## Supplied records:

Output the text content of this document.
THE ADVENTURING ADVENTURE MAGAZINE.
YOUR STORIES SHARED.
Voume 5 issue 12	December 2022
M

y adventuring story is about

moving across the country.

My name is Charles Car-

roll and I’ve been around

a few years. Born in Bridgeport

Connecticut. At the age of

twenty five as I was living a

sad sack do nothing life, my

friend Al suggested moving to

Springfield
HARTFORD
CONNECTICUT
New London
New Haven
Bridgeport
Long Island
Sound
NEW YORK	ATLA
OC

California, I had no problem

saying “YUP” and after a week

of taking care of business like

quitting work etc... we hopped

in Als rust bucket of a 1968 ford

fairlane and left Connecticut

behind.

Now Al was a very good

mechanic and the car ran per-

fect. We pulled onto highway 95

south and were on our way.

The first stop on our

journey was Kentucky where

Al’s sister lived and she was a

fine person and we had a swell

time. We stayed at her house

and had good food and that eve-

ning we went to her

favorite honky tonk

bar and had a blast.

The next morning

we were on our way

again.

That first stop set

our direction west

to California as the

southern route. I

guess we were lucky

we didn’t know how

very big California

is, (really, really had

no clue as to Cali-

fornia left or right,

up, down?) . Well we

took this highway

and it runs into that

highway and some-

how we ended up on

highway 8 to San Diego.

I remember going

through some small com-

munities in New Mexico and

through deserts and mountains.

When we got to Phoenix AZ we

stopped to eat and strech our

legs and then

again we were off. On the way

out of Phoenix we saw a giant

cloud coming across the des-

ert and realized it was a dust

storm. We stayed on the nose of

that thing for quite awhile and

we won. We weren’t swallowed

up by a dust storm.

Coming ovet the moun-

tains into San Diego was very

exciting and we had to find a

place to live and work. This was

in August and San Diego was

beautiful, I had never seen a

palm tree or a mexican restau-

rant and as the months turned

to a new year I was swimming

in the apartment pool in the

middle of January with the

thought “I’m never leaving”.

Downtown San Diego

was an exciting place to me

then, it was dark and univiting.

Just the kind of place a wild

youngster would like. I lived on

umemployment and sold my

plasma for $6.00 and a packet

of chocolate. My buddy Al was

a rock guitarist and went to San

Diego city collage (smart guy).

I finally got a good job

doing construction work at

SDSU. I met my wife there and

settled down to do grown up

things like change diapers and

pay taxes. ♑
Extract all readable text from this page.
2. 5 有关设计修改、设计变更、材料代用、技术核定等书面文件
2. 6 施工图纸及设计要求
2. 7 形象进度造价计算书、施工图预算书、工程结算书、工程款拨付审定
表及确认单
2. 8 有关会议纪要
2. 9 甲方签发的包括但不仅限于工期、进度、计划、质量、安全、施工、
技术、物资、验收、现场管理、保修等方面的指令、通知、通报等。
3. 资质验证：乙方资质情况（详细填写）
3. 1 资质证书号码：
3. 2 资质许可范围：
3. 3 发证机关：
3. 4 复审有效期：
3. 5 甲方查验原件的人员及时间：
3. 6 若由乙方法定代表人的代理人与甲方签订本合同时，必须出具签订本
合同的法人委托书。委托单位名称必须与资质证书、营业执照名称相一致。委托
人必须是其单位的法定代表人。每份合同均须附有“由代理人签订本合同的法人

## Problem description:
Extract the whole listing, character for character.

## Finished answer:
Output the text content of this document.
THE ADVENTURING ADVENTURE MAGAZINE.
YOUR STORIES SHARED.
Voume 5 issue 12	December 2022
M

y adventuring story is about

moving across the country.

My name is Charles Car-

roll and I’ve been around

a few years. Born in Bridgeport

Connecticut. At the age of

twenty five as I was living a

sad sack do nothing life, my

friend Al suggested moving to

Springfield
HARTFORD
CONNECTICUT
New London
New Haven
Bridgeport
Long Island
Sound
NEW YORK	ATLA
OC

California, I had no problem

saying “YUP” and after a week

of taking care of business like

quitting work etc... we hopped

in Als rust bucket of a 1968 ford

fairlane and left Connecticut

behind.

Now Al was a very good

mechanic and the car ran per-

fect. We pulled onto highway 95

south and were on our way.

The first stop on our

journey was Kentucky where

Al’s sister lived and she was a

fine person and we had a swell

time. We stayed at her house

and had good food and that eve-

ning we went to her

favorite honky tonk

bar and had a blast.

The next morning

we were on our way

again.

That first stop set

our direction west

to California as the

southern route. I

guess we were lucky

we didn’t know how

very big California

is, (really, really had

no clue as to Cali-

fornia left or right,

up, down?) . Well we

took this highway

and it runs into that

highway and some-

how we ended up on

highway 8 to San Diego.

I remember going

through some small com-

munities in New Mexico and

through deserts and mountains.

When we got to Phoenix AZ we

stopped to eat and strech our

legs and then

again we were off. On the way

out of Phoenix we saw a giant

cloud coming across the des-

ert and realized it was a dust

storm. We stayed on the nose of

that thing for quite awhile and

we won. We weren’t swallowed

up by a dust storm.

Coming ovet the moun-

tains into San Diego was very

exciting and we had to find a

place to live and work. This was

in August and San Diego was

beautiful, I had never seen a

palm tree or a mexican restau-

rant and as the months turned

to a new year I was swimming

in the apartment pool in the

middle of January with the

thought “I’m never leaving”.

Downtown San Diego

was an exciting place to me

then, it was dark and univiting.

Just the kind of place a wild

youngster would like. I lived on

umemployment and sold my

plasma for $6.00 and a packet

of chocolate. My buddy Al was

a rock guitarist and went to San

Diego city collage (smart guy).

I finally got a good job

doing construction work at

SDSU. I met my wife there and

settled down to do grown up

things like change diapers and

pay taxes. ♑
Extract all readable text from this page.
2. 5 有关设计修改、设计变更、材料代用、技术核定等书面文件
2. 6 施工图纸及设计要求
2. 7 形象进度造价计算书、施工图预算书、工程结算书、工程款拨付审定
表及确认单
2. 8 有关会议纪要
2. 9 甲方签发的包括但不仅限于工期、进度、计划、质量、安全、施工、
技术、物资、验收、现场管理、保修等方面的指令、通知、通报等。
3. 资质验证：乙方资质情况（详细填写）
3. 1 资质证书号码：
3. 2 资质许可范围：
3. 3 发证机关：
3. 4 复审有效期：
3. 5 甲方查验原件的人员及时间：
3. 6 若由乙方法定代表人的代理人与甲方签订本合同时，必须出具签订本
合同的法人委托书。委托单位名称必须与资质证书、营业执照名称相一致。委托
人必须是其单位的法定代表人。每份合同均须附有“由代理人签订本合同的法人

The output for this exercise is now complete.